**What is needed**:
Please copy the data below, changing every "time-axis-label" to "date-axis-label" and leaving everything else as it is.
>> begin
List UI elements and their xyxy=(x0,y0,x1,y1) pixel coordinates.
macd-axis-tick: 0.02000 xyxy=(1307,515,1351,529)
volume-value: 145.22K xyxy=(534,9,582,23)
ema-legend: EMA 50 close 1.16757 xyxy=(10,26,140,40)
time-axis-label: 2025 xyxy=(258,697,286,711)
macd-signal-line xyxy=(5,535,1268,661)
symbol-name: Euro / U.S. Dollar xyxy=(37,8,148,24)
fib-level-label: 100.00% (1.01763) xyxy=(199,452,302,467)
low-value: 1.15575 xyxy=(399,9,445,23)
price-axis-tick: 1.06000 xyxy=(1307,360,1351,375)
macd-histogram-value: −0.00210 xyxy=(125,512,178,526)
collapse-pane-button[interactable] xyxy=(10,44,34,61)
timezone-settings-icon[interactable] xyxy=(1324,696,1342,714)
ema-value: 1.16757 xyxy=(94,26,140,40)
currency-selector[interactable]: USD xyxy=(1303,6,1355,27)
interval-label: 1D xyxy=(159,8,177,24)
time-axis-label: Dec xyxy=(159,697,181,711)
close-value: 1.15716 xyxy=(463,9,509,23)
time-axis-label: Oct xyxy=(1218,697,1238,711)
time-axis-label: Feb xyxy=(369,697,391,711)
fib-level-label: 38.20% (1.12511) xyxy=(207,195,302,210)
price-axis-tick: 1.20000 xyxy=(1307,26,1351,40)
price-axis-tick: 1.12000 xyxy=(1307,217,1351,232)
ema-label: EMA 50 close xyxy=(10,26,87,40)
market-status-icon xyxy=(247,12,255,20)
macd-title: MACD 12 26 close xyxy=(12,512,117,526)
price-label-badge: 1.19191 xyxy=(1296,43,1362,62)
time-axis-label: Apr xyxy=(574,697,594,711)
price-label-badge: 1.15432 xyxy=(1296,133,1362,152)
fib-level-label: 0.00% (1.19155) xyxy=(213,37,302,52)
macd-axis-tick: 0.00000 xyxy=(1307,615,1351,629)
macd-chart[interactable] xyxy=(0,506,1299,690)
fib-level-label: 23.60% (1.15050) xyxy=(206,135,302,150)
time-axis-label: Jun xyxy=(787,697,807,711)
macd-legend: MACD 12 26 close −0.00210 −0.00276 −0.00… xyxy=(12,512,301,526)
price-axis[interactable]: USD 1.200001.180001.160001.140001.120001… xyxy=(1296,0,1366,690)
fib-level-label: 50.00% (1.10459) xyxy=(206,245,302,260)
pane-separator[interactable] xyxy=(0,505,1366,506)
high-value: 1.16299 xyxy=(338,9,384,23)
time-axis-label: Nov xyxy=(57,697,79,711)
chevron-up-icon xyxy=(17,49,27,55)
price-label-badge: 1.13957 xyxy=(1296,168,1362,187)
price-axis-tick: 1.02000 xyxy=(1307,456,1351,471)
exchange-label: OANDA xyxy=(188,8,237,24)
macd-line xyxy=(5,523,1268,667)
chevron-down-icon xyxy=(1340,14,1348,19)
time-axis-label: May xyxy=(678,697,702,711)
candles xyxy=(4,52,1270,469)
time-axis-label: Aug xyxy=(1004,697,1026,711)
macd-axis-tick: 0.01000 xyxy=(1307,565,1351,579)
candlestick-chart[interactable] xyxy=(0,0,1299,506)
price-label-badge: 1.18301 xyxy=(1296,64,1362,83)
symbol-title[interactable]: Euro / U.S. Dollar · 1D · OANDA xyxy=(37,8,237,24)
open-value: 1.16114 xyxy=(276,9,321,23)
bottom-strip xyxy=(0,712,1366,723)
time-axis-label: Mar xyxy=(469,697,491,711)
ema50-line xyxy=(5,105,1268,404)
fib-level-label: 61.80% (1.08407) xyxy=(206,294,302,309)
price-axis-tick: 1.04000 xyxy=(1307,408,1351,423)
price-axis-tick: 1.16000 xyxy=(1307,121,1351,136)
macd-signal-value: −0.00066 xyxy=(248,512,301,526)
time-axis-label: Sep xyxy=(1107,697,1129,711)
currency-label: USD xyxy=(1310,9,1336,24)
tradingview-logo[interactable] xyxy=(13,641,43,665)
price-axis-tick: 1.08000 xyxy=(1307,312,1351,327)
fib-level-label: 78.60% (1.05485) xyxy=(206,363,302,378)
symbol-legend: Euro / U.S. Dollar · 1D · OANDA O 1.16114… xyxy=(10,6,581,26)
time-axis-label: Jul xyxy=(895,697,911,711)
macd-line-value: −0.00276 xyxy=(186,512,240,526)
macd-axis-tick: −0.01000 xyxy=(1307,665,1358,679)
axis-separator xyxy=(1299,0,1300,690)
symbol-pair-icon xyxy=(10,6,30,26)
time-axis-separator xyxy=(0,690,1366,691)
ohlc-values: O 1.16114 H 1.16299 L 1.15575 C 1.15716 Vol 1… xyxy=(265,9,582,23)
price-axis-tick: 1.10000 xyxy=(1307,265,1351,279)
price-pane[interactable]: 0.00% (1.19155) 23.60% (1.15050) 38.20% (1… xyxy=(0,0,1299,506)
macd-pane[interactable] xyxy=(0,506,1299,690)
>> end
**Worked solution**:
List UI elements and their xyxy=(x0,y0,x1,y1) pixel coordinates.
macd-axis-tick: 0.02000 xyxy=(1307,515,1351,529)
volume-value: 145.22K xyxy=(534,9,582,23)
ema-legend: EMA 50 close 1.16757 xyxy=(10,26,140,40)
date-axis-label: 2025 xyxy=(258,697,286,711)
macd-signal-line xyxy=(5,535,1268,661)
symbol-name: Euro / U.S. Dollar xyxy=(37,8,148,24)
fib-level-label: 100.00% (1.01763) xyxy=(199,452,302,467)
low-value: 1.15575 xyxy=(399,9,445,23)
price-axis-tick: 1.06000 xyxy=(1307,360,1351,375)
macd-histogram-value: −0.00210 xyxy=(125,512,178,526)
collapse-pane-button[interactable] xyxy=(10,44,34,61)
timezone-settings-icon[interactable] xyxy=(1324,696,1342,714)
ema-value: 1.16757 xyxy=(94,26,140,40)
currency-selector[interactable]: USD xyxy=(1303,6,1355,27)
interval-label: 1D xyxy=(159,8,177,24)
date-axis-label: Dec xyxy=(159,697,181,711)
close-value: 1.15716 xyxy=(463,9,509,23)
date-axis-label: Oct xyxy=(1218,697,1238,711)
date-axis-label: Feb xyxy=(369,697,391,711)
fib-level-label: 38.20% (1.12511) xyxy=(207,195,302,210)
price-axis-tick: 1.20000 xyxy=(1307,26,1351,40)
price-axis-tick: 1.12000 xyxy=(1307,217,1351,232)
ema-label: EMA 50 close xyxy=(10,26,87,40)
market-status-icon xyxy=(247,12,255,20)
macd-title: MACD 12 26 close xyxy=(12,512,117,526)
price-label-badge: 1.19191 xyxy=(1296,43,1362,62)
date-axis-label: Apr xyxy=(574,697,594,711)
price-label-badge: 1.15432 xyxy=(1296,133,1362,152)
fib-level-label: 0.00% (1.19155) xyxy=(213,37,302,52)
macd-axis-tick: 0.00000 xyxy=(1307,615,1351,629)
macd-chart[interactable] xyxy=(0,506,1299,690)
fib-level-label: 23.60% (1.15050) xyxy=(206,135,302,150)
date-axis-label: Jun xyxy=(787,697,807,711)
macd-legend: MACD 12 26 close −0.00210 −0.00276 −0.00… xyxy=(12,512,301,526)
price-axis[interactable]: USD 1.200001.180001.160001.140001.120001… xyxy=(1296,0,1366,690)
fib-level-label: 50.00% (1.10459) xyxy=(206,245,302,260)
pane-separator[interactable] xyxy=(0,505,1366,506)
high-value: 1.16299 xyxy=(338,9,384,23)
date-axis-label: Nov xyxy=(57,697,79,711)
chevron-up-icon xyxy=(17,49,27,55)
price-label-badge: 1.13957 xyxy=(1296,168,1362,187)
price-axis-tick: 1.02000 xyxy=(1307,456,1351,471)
exchange-label: OANDA xyxy=(188,8,237,24)
macd-line xyxy=(5,523,1268,667)
chevron-down-icon xyxy=(1340,14,1348,19)
date-axis-label: May xyxy=(678,697,702,711)
candles xyxy=(4,52,1270,469)
date-axis-label: Aug xyxy=(1004,697,1026,711)
macd-axis-tick: 0.01000 xyxy=(1307,565,1351,579)
candlestick-chart[interactable] xyxy=(0,0,1299,506)
price-label-badge: 1.18301 xyxy=(1296,64,1362,83)
symbol-title[interactable]: Euro / U.S. Dollar · 1D · OANDA xyxy=(37,8,237,24)
open-value: 1.16114 xyxy=(276,9,321,23)
bottom-strip xyxy=(0,712,1366,723)
date-axis-label: Mar xyxy=(469,697,491,711)
ema50-line xyxy=(5,105,1268,404)
fib-level-label: 61.80% (1.08407) xyxy=(206,294,302,309)
price-axis-tick: 1.04000 xyxy=(1307,408,1351,423)
price-axis-tick: 1.16000 xyxy=(1307,121,1351,136)
macd-signal-value: −0.00066 xyxy=(248,512,301,526)
date-axis-label: Sep xyxy=(1107,697,1129,711)
currency-label: USD xyxy=(1310,9,1336,24)
tradingview-logo[interactable] xyxy=(13,641,43,665)
price-axis-tick: 1.08000 xyxy=(1307,312,1351,327)
fib-level-label: 78.60% (1.05485) xyxy=(206,363,302,378)
symbol-legend: Euro / U.S. Dollar · 1D · OANDA O 1.16114… xyxy=(10,6,581,26)
date-axis-label: Jul xyxy=(895,697,911,711)
macd-line-value: −0.00276 xyxy=(186,512,240,526)
macd-axis-tick: −0.01000 xyxy=(1307,665,1358,679)
axis-separator xyxy=(1299,0,1300,690)
symbol-pair-icon xyxy=(10,6,30,26)
time-axis-separator xyxy=(0,690,1366,691)
ohlc-values: O 1.16114 H 1.16299 L 1.15575 C 1.15716 Vol 1… xyxy=(265,9,582,23)
price-axis-tick: 1.10000 xyxy=(1307,265,1351,279)
price-pane[interactable]: 0.00% (1.19155) 23.60% (1.15050) 38.20% (1… xyxy=(0,0,1299,506)
macd-pane[interactable] xyxy=(0,506,1299,690)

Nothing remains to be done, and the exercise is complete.